Gather, from the data below, each line in which the word "dashed" occurs.
* * *
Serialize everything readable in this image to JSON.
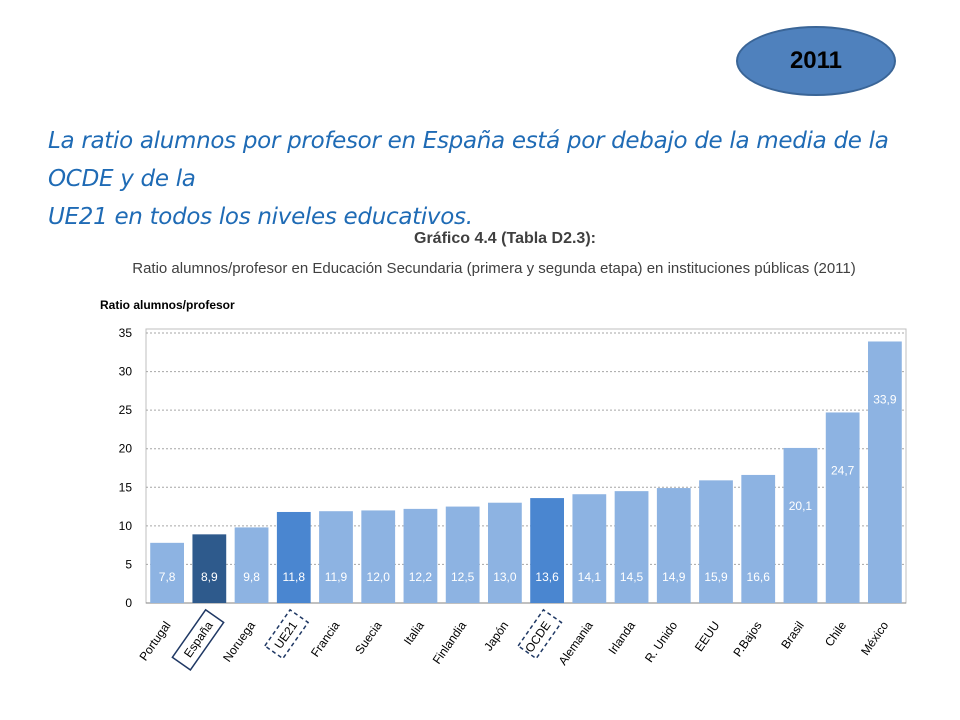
{
  "badge": {
    "year": "2011"
  },
  "headline": {
    "line1": "La ratio alumnos por profesor en España está por debajo de la media de la OCDE y de la",
    "line2": "UE21 en todos los niveles educativos."
  },
  "colors": {
    "bar_default": "#8db3e2",
    "bar_spain": "#2e5a8c",
    "bar_highlight": "#4a86d0",
    "label_text": "#ffffff",
    "frame": "#1f3864"
  },
  "chart_data": {
    "type": "bar",
    "title": "Gráfico 4.4 (Tabla D2.3):",
    "subtitle": "Ratio alumnos/profesor en Educación Secundaria (primera y segunda etapa) en instituciones públicas (2011)",
    "ylabel": "Ratio alumnos/profesor",
    "ylim": [
      0,
      35
    ],
    "yticks": [
      0,
      5,
      10,
      15,
      20,
      25,
      30,
      35
    ],
    "grid": true,
    "categories": [
      "Portugal",
      "España",
      "Noruega",
      "UE21",
      "Francia",
      "Suecia",
      "Italia",
      "Finlandia",
      "Japón",
      "OCDE",
      "Alemania",
      "Irlanda",
      "R. Unido",
      "EEUU",
      "P.Bajos",
      "Brasil",
      "Chile",
      "México"
    ],
    "values": [
      7.8,
      8.9,
      9.8,
      11.8,
      11.9,
      12.0,
      12.2,
      12.5,
      13.0,
      13.6,
      14.1,
      14.5,
      14.9,
      15.9,
      16.6,
      20.1,
      24.7,
      33.9
    ],
    "value_labels": [
      "7,8",
      "8,9",
      "9,8",
      "11,8",
      "11,9",
      "12,0",
      "12,2",
      "12,5",
      "13,0",
      "13,6",
      "14,1",
      "14,5",
      "14,9",
      "15,9",
      "16,6",
      "20,1",
      "24,7",
      "33,9"
    ],
    "highlight": {
      "España": "solid-frame",
      "UE21": "dashed-frame",
      "OCDE": "dashed-frame"
    }
  }
}
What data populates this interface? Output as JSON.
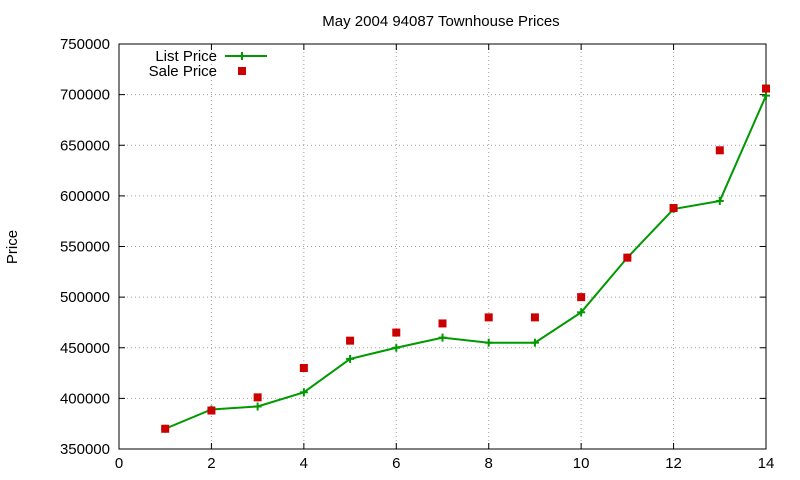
{
  "chart_data": {
    "type": "line",
    "title": "May 2004 94087 Townhouse Prices",
    "xlabel": "",
    "ylabel": "Price",
    "xlim": [
      0,
      14
    ],
    "ylim": [
      350000,
      750000
    ],
    "xticks": [
      "0",
      "2",
      "4",
      "6",
      "8",
      "10",
      "12",
      "14"
    ],
    "yticks": [
      "350000",
      "400000",
      "450000",
      "500000",
      "550000",
      "600000",
      "650000",
      "700000",
      "750000"
    ],
    "grid": true,
    "legend_position": "top-left",
    "series": [
      {
        "name": "List Price",
        "style": "line-with-points",
        "marker": "plus",
        "color": "#009900",
        "x": [
          1,
          2,
          3,
          4,
          5,
          6,
          7,
          8,
          9,
          10,
          11,
          12,
          13,
          14
        ],
        "y": [
          370000,
          389000,
          392000,
          406000,
          439000,
          450000,
          460000,
          455000,
          455000,
          485000,
          539000,
          587000,
          595000,
          699000
        ]
      },
      {
        "name": "Sale Price",
        "style": "points",
        "marker": "square",
        "color": "#cc0000",
        "x": [
          1,
          2,
          3,
          4,
          5,
          6,
          7,
          8,
          9,
          10,
          11,
          12,
          13,
          14
        ],
        "y": [
          370000,
          388000,
          401000,
          430000,
          457000,
          465000,
          474000,
          480000,
          480000,
          500000,
          539000,
          588000,
          645000,
          706000
        ]
      }
    ]
  }
}
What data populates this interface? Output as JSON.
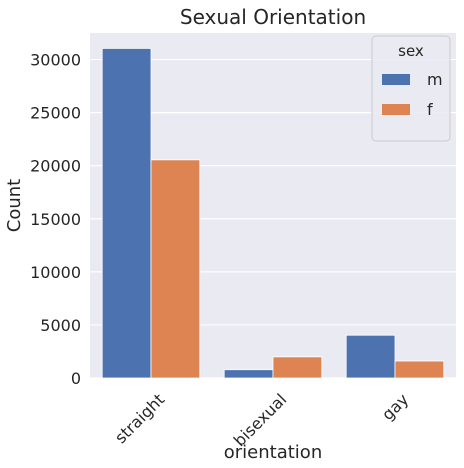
{
  "chart_data": {
    "type": "bar",
    "title": "Sexual Orientation",
    "xlabel": "orientation",
    "ylabel": "Count",
    "categories": [
      "straight",
      "bisexual",
      "gay"
    ],
    "series": [
      {
        "name": "m",
        "values": [
          31050,
          780,
          4030
        ]
      },
      {
        "name": "f",
        "values": [
          20550,
          1990,
          1600
        ]
      }
    ],
    "ylim": [
      0,
      32500
    ],
    "yticks": [
      0,
      5000,
      10000,
      15000,
      20000,
      25000,
      30000
    ],
    "ytick_labels": [
      "0",
      "5000",
      "10000",
      "15000",
      "20000",
      "25000",
      "30000"
    ],
    "legend": {
      "title": "sex",
      "position": "top-right"
    },
    "grid": true,
    "colors": {
      "m": "#4c72b0",
      "f": "#dd8452",
      "plot_background": "#eaeaf2",
      "grid": "#ffffff"
    }
  }
}
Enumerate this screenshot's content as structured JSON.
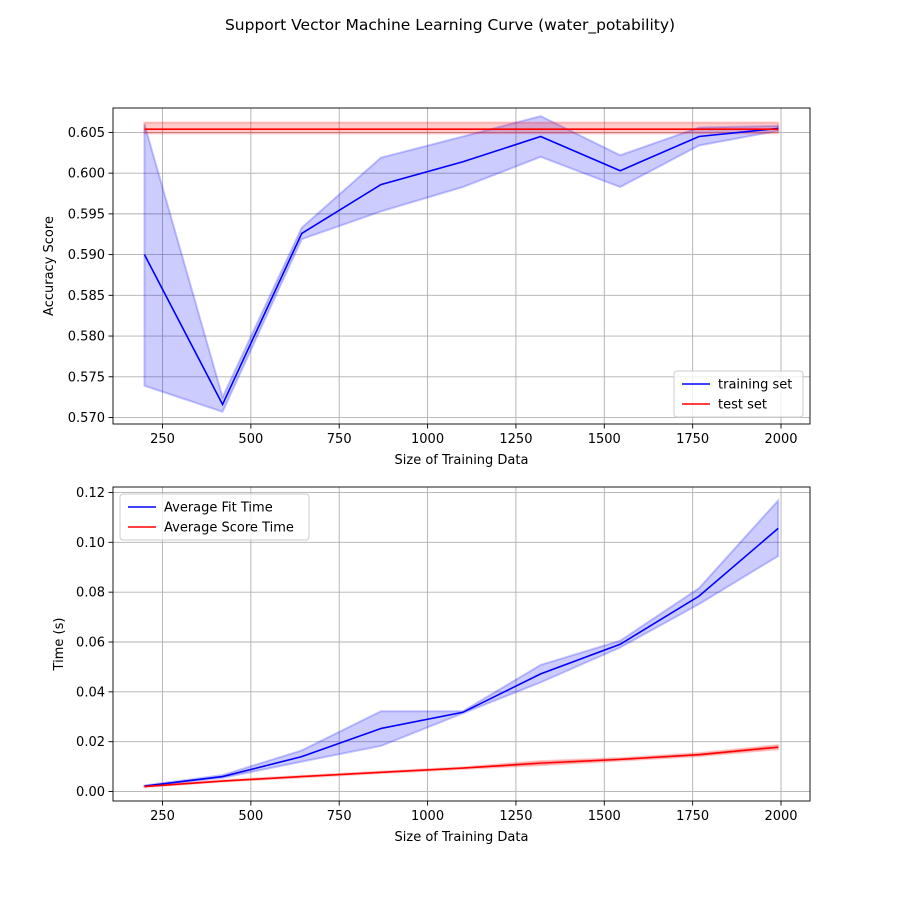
{
  "figure": {
    "suptitle": "Support Vector Machine Learning Curve (water_potability)"
  },
  "chart_data": [
    {
      "type": "line",
      "title": "",
      "xlabel": "Size of Training Data",
      "ylabel": "Accuracy Score",
      "xlim": [
        110,
        2082
      ],
      "ylim": [
        0.5692,
        0.608
      ],
      "grid": true,
      "legend_position": "lower-right",
      "x_ticks": [
        250,
        500,
        750,
        1000,
        1250,
        1500,
        1750,
        2000
      ],
      "y_ticks": [
        0.57,
        0.575,
        0.58,
        0.585,
        0.59,
        0.595,
        0.6,
        0.605
      ],
      "x_tick_labels": [
        "250",
        "500",
        "750",
        "1000",
        "1250",
        "1500",
        "1750",
        "2000"
      ],
      "y_tick_labels": [
        "0.570",
        "0.575",
        "0.580",
        "0.585",
        "0.590",
        "0.595",
        "0.600",
        "0.605"
      ],
      "x": [
        199,
        420,
        644,
        868,
        1100,
        1320,
        1545,
        1768,
        1992
      ],
      "series": [
        {
          "name": "training set",
          "color": "#0000ff",
          "values": [
            0.59,
            0.5716,
            0.5926,
            0.5986,
            0.6014,
            0.6045,
            0.6003,
            0.6045,
            0.6055
          ],
          "band_lower": [
            0.5739,
            0.5707,
            0.5919,
            0.5953,
            0.5983,
            0.602,
            0.5983,
            0.6034,
            0.6052
          ],
          "band_upper": [
            0.606,
            0.5725,
            0.5933,
            0.6019,
            0.6045,
            0.607,
            0.6022,
            0.6056,
            0.6058
          ]
        },
        {
          "name": "test set",
          "color": "#ff0000",
          "values": [
            0.6054,
            0.6054,
            0.6054,
            0.6054,
            0.6054,
            0.6054,
            0.6054,
            0.6054,
            0.6054
          ],
          "band_lower": [
            0.6049,
            0.6049,
            0.6049,
            0.6049,
            0.6049,
            0.6049,
            0.6049,
            0.6049,
            0.6049
          ],
          "band_upper": [
            0.6062,
            0.6062,
            0.6062,
            0.6062,
            0.6062,
            0.6062,
            0.6062,
            0.6062,
            0.6062
          ]
        }
      ]
    },
    {
      "type": "line",
      "title": "",
      "xlabel": "Size of Training Data",
      "ylabel": "Time (s)",
      "xlim": [
        110,
        2082
      ],
      "ylim": [
        -0.0038,
        0.1222
      ],
      "grid": true,
      "legend_position": "top-left",
      "x_ticks": [
        250,
        500,
        750,
        1000,
        1250,
        1500,
        1750,
        2000
      ],
      "y_ticks": [
        0.0,
        0.02,
        0.04,
        0.06,
        0.08,
        0.1,
        0.12
      ],
      "x_tick_labels": [
        "250",
        "500",
        "750",
        "1000",
        "1250",
        "1500",
        "1750",
        "2000"
      ],
      "y_tick_labels": [
        "0.00",
        "0.02",
        "0.04",
        "0.06",
        "0.08",
        "0.10",
        "0.12"
      ],
      "x": [
        199,
        420,
        644,
        868,
        1100,
        1320,
        1545,
        1768,
        1992
      ],
      "series": [
        {
          "name": "Average Fit Time",
          "color": "#0000ff",
          "values": [
            0.0022,
            0.006,
            0.014,
            0.0253,
            0.0318,
            0.0472,
            0.0591,
            0.0784,
            0.1056
          ],
          "band_lower": [
            0.002,
            0.0055,
            0.012,
            0.0183,
            0.0314,
            0.0438,
            0.0578,
            0.0752,
            0.0945
          ],
          "band_upper": [
            0.0024,
            0.0066,
            0.0165,
            0.0322,
            0.0322,
            0.0508,
            0.0605,
            0.0816,
            0.1168
          ]
        },
        {
          "name": "Average Score Time",
          "color": "#ff0000",
          "values": [
            0.002,
            0.0042,
            0.006,
            0.0077,
            0.0094,
            0.0114,
            0.0129,
            0.0148,
            0.0178
          ],
          "band_lower": [
            0.0018,
            0.004,
            0.0057,
            0.0074,
            0.0091,
            0.0106,
            0.0124,
            0.0142,
            0.017
          ],
          "band_upper": [
            0.0022,
            0.0045,
            0.0063,
            0.008,
            0.0097,
            0.0122,
            0.0134,
            0.0154,
            0.0186
          ]
        }
      ]
    }
  ]
}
* * *
*RESPONSE TO THIS EXERCISE*.
      "UE21": "dashed-frame",
      "OCDE": "dashed-frame"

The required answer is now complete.